# Task objective:
Look through the records below, count the lines with the word "Conceptualizar", and reply with only the number.

### Given data ###

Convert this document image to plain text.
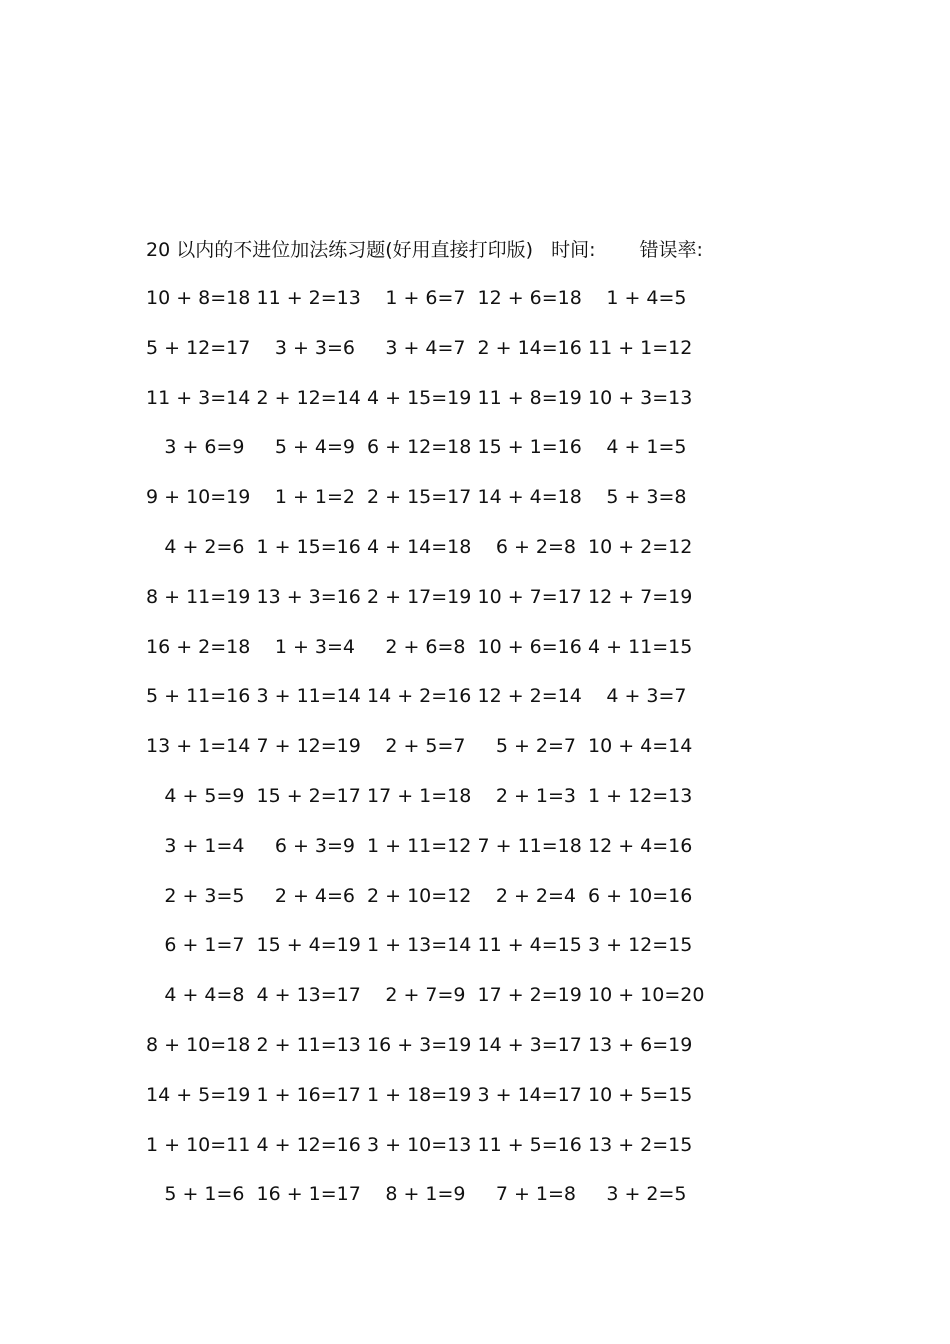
20 以内的不进位加法练习题(好用直接打印版) 时间: 错误率:
10 + 8=18 11 + 2=13	1 + 6=7 12 + 6=18	1 + 4=5
5 + 12=17	3 + 3=6	3 + 4=7 2 + 14=16 11 + 1=12
11 + 3=14 2 + 12=14 4 + 15=19 11 + 8=19 10 + 3=13
3 + 6=9	5 + 4=9 6 + 12=18 15 + 1=16	4 + 1=5
9 + 10=19	1 + 1=2 2 + 15=17 14 + 4=18	5 + 3=8
4 + 2=6 1 + 15=16 4 + 14=18	6 + 2=8 10 + 2=12
8 + 11=19 13 + 3=16 2 + 17=19 10 + 7=17 12 + 7=19
16 + 2=18	1 + 3=4	2 + 6=8 10 + 6=16 4 + 11=15
5 + 11=16 3 + 11=14 14 + 2=16 12 + 2=14	4 + 3=7
13 + 1=14 7 + 12=19	2 + 5=7	5 + 2=7 10 + 4=14
4 + 5=9 15 + 2=17 17 + 1=18	2 + 1=3 1 + 12=13
3 + 1=4	6 + 3=9 1 + 11=12 7 + 11=18 12 + 4=16
2 + 3=5	2 + 4=6 2 + 10=12	2 + 2=4 6 + 10=16
6 + 1=7 15 + 4=19 1 + 13=14 11 + 4=15 3 + 12=15
4 + 4=8 4 + 13=17	2 + 7=9 17 + 2=19 10 + 10=20
8 + 10=18 2 + 11=13 16 + 3=19 14 + 3=17 13 + 6=19
14 + 5=19 1 + 16=17 1 + 18=19 3 + 14=17 10 + 5=15
1 + 10=11 4 + 12=16 3 + 10=13 11 + 5=16 13 + 2=15
5 + 1=6 16 + 1=17	8 + 1=9	7 + 1=8	3 + 2=5
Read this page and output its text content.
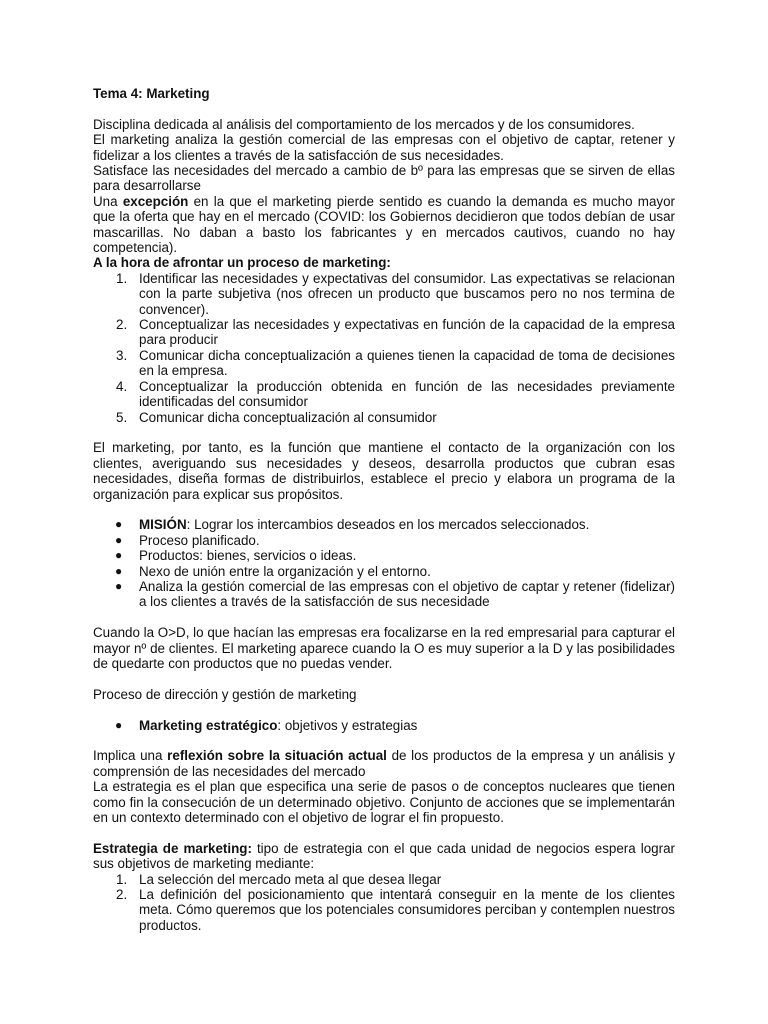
Tema 4: Marketing

Disciplina dedicada al análisis del comportamiento de los mercados y de los consumidores.

El marketing analiza la gestión comercial de las empresas con el objetivo de captar, retener y fidelizar a los clientes a través de la satisfacción de sus necesidades.

Satisface las necesidades del mercado a cambio de bº para las empresas que se sirven de ellas para desarrollarse

Una excepción en la que el marketing pierde sentido es cuando la demanda es mucho mayor que la oferta que hay en el mercado (COVID: los Gobiernos decidieron que todos debían de usar mascarillas. No daban a basto los fabricantes y en mercados cautivos, cuando no hay competencia).

A la hora de afrontar un proceso de marketing:

1. Identificar las necesidades y expectativas del consumidor. Las expectativas se relacionan con la parte subjetiva (nos ofrecen un producto que buscamos pero no nos termina de convencer).
2. Conceptualizar las necesidades y expectativas en función de la capacidad de la empresa para producir
3. Comunicar dicha conceptualización a quienes tienen la capacidad de toma de decisiones en la empresa.
4. Conceptualizar la producción obtenida en función de las necesidades previamente identificadas del consumidor
5. Comunicar dicha conceptualización al consumidor

El marketing, por tanto, es la función que mantiene el contacto de la organización con los clientes, averiguando sus necesidades y deseos, desarrolla productos que cubran esas necesidades, diseña formas de distribuirlos, establece el precio y elabora un programa de la organización para explicar sus propósitos.

● MISIÓN: Lograr los intercambios deseados en los mercados seleccionados.
● Proceso planificado.
● Productos: bienes, servicios o ideas.
● Nexo de unión entre la organización y el entorno.
● Analiza la gestión comercial de las empresas con el objetivo de captar y retener (fidelizar) a los clientes a través de la satisfacción de sus necesidade

Cuando la O>D, lo que hacían las empresas era focalizarse en la red empresarial para capturar el mayor nº de clientes. El marketing aparece cuando la O es muy superior a la D y las posibilidades de quedarte con productos que no puedas vender.

Proceso de dirección y gestión de marketing

● Marketing estratégico: objetivos y estrategias

Implica una reflexión sobre la situación actual de los productos de la empresa y un análisis y comprensión de las necesidades del mercado

La estrategia es el plan que especifica una serie de pasos o de conceptos nucleares que tienen como fin la consecución de un determinado objetivo. Conjunto de acciones que se implementarán en un contexto determinado con el objetivo de lograr el fin propuesto.

Estrategia de marketing: tipo de estrategia con el que cada unidad de negocios espera lograr sus objetivos de marketing mediante:

1. La selección del mercado meta al que desea llegar
2. La definición del posicionamiento que intentará conseguir en la mente de los clientes meta. Cómo queremos que los potenciales consumidores perciban y contemplen nuestros productos.
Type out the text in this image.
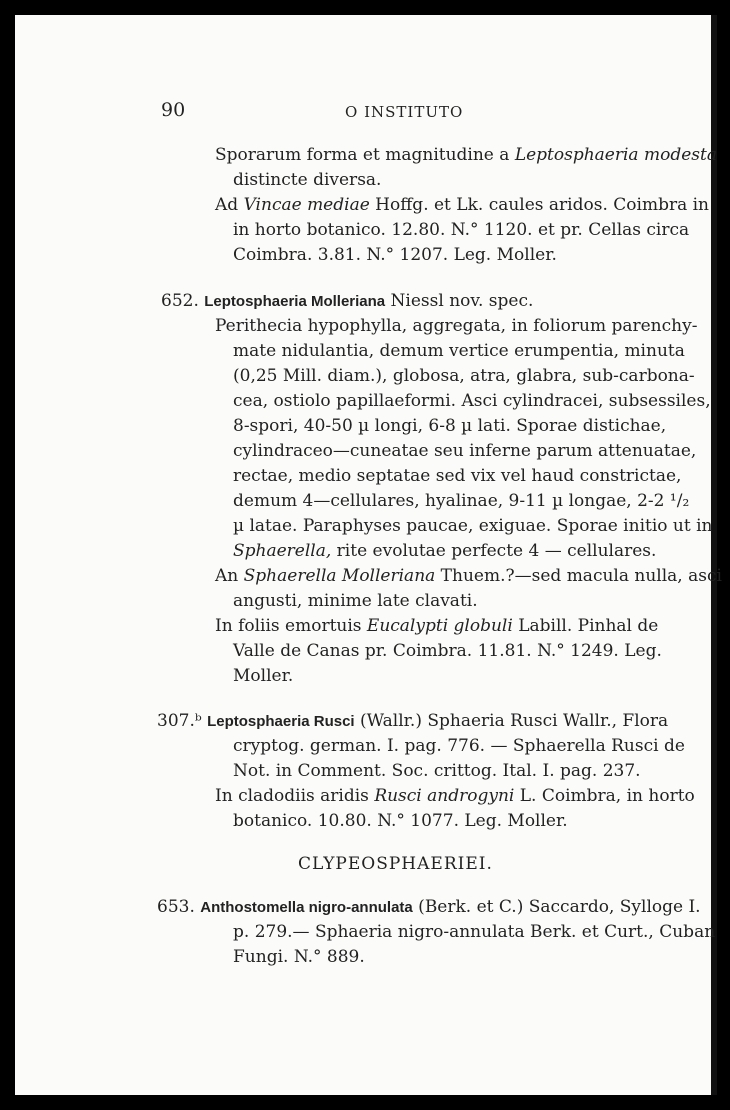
90	O INSTITUTO
Sporarum forma et magnitudine a Leptosphaeria modesta
distincte diversa.
Ad Vincae mediae Hoffg. et Lk. caules aridos. Coimbra in
in horto botanico. 12.80. N.° 1120. et pr. Cellas circa
Coimbra. 3.81. N.° 1207. Leg. Moller.
652. Leptosphaeria Molleriana Niessl nov. spec.
Perithecia hypophylla, aggregata, in foliorum parenchy-
mate nidulantia, demum vertice erumpentia, minuta
(0,25 Mill. diam.), globosa, atra, glabra, sub-carbona-
cea, ostiolo papillaeformi. Asci cylindracei, subsessiles,
8-spori, 40-50 µ longi, 6-8 µ lati. Sporae distichae,
cylindraceo—cuneatae seu inferne parum attenuatae,
rectae, medio septatae sed vix vel haud constrictae,
demum 4—cellulares, hyalinae, 9-11 µ longae, 2-2 ¹/₂
µ latae. Paraphyses paucae, exiguae. Sporae initio ut in
Sphaerella, rite evolutae perfecte 4 — cellulares.
An Sphaerella Molleriana Thuem.?—sed macula nulla, asci
angusti, minime late clavati.
In foliis emortuis Eucalypti globuli Labill. Pinhal de
Valle de Canas pr. Coimbra. 11.81. N.° 1249. Leg.
Moller.
307.ᵇ Leptosphaeria Rusci (Wallr.) Sphaeria Rusci Wallr., Flora
cryptog. german. I. pag. 776. — Sphaerella Rusci de
Not. in Comment. Soc. crittog. Ital. I. pag. 237.
In cladodiis aridis Rusci androgyni L. Coimbra, in horto
botanico. 10.80. N.° 1077. Leg. Moller.
CLYPEOSPHAERIEI.
653. Anthostomella nigro-annulata (Berk. et C.) Saccardo, Sylloge I.
p. 279.— Sphaeria nigro-annulata Berk. et Curt., Cuban
Fungi. N.° 889.
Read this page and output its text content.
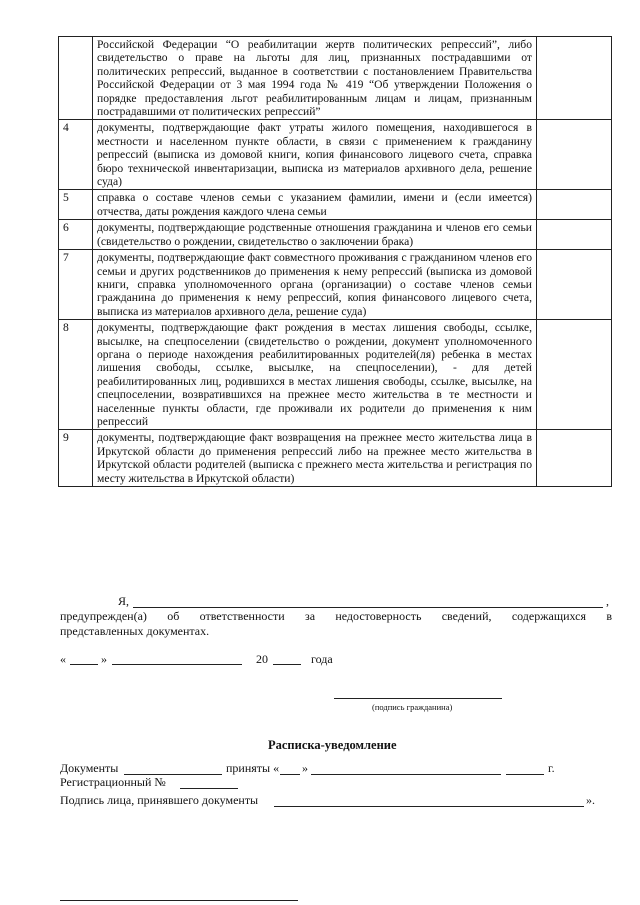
	Российской Федерации “О реабилитации жертв политических репрессий”, либо свидетельство о праве на льготы для лиц, признанных пострадавшими от политических репрессий, выданное в соответствии с постановлением Правительства Российской Федерации от 3 мая 1994 года № 419 “Об утверждении Положения о порядке предоставления льгот реабилитированным лицам и лицам, признанным пострадавшими от политических репрессий”	
4	документы, подтверждающие факт утраты жилого помещения, находившегося в местности и населенном пункте области, в связи с применением к гражданину репрессий (выписка из домовой книги, копия финансового лицевого счета, справка бюро технической инвентаризации, выписка из материалов архивного дела, решение суда)	
5	справка о составе членов семьи с указанием фамилии, имени и (если имеется) отчества, даты рождения каждого члена семьи	
6	документы, подтверждающие родственные отношения гражданина и членов его семьи (свидетельство о рождении, свидетельство о заключении брака)	
7	документы, подтверждающие факт совместного проживания с гражданином членов его семьи и других родственников до применения к нему репрессий (выписка из домовой книги, справка уполномоченного органа (организации) о составе членов семьи гражданина до применения к нему репрессий, копия финансового лицевого счета, выписка из материалов архивного дела, решение суда)	
8	документы, подтверждающие факт рождения в местах лишения свободы, ссылке, высылке, на спецпоселении (свидетельство о рождении, документ уполномоченного органа о периоде нахождения реабилитированных родителей(ля) ребенка в местах лишения свободы, ссылке, высылке, на спецпоселении), - для детей реабилитированных лиц, родившихся в местах лишения свободы, ссылке, высылке, на спецпоселении, возвратившихся на прежнее место жительства в те местности и населенные пункты области, где проживали их родители до применения к ним репрессий	
9	документы, подтверждающие факт возвращения на прежнее место жительства лица в Иркутской области до применения репрессий либо на прежнее место жительства в Иркутской области родителей (выписка с прежнего места жительства и регистрация по месту жительства в Иркутской области)	
Я,	,
предупрежден(а) об ответственности за недостоверность сведений, содержащихся в
представленных документах.
«	»	20	года
(подпись гражданина)
Расписка-уведомление
Документы	приняты « »	г.
Регистрационный №
Подпись лица, принявшего документы	».
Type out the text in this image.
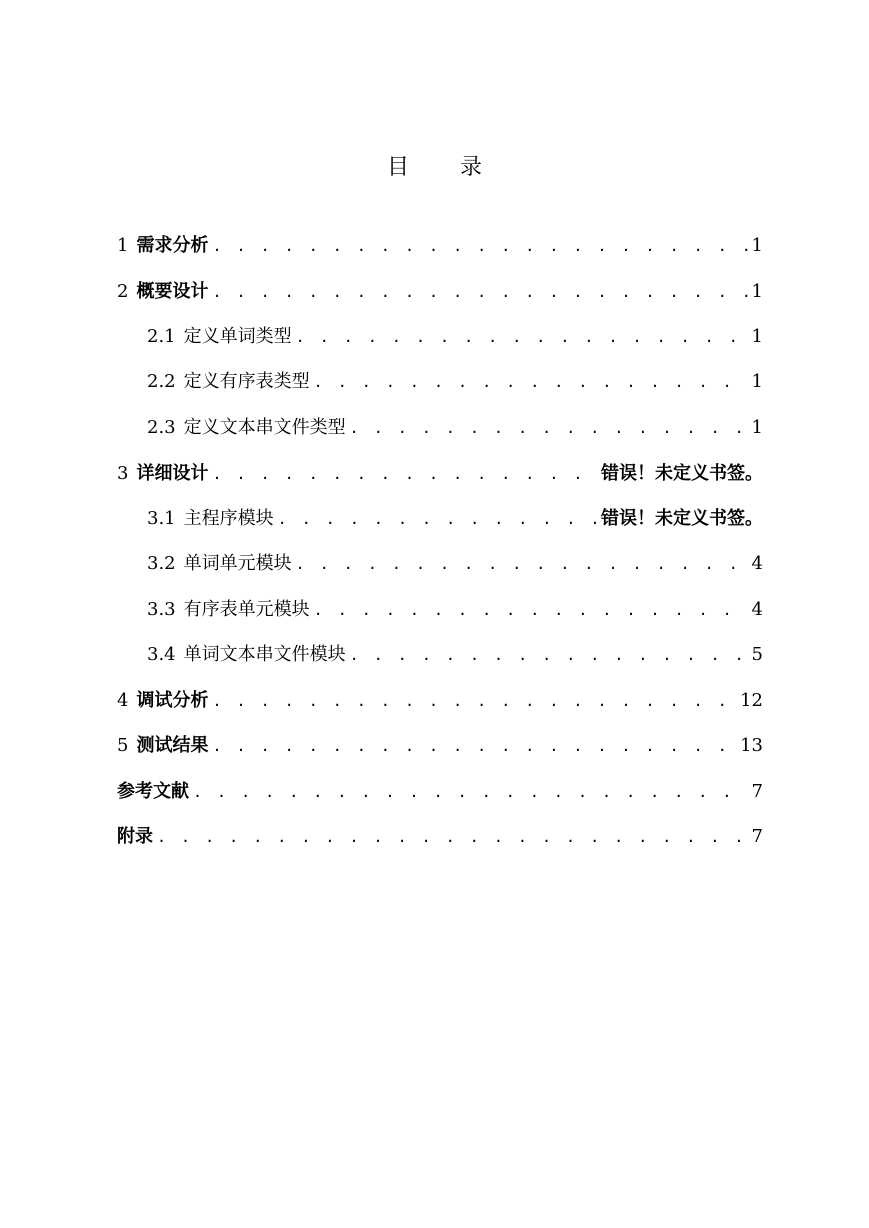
目 录
1 需求分析 . . .	1
2 概要设计 . . .	1
2.1 定义单词类型 . . .	1
2.2 定义有序表类型 . . .	1
2.3 定义文本串文件类型 . . .	1
3 详细设计 . . .	错误！未定义书签。
3.1 主程序模块 . . .	错误！未定义书签。
3.2 单词单元模块 . . .	4
3.3 有序表单元模块 . . .	4
3.4 单词文本串文件模块 . . .	5
4 调试分析 . . .	12
5 测试结果 . . .	13
参考文献 . . .	7
附录 . . .	7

###

# Task response:
2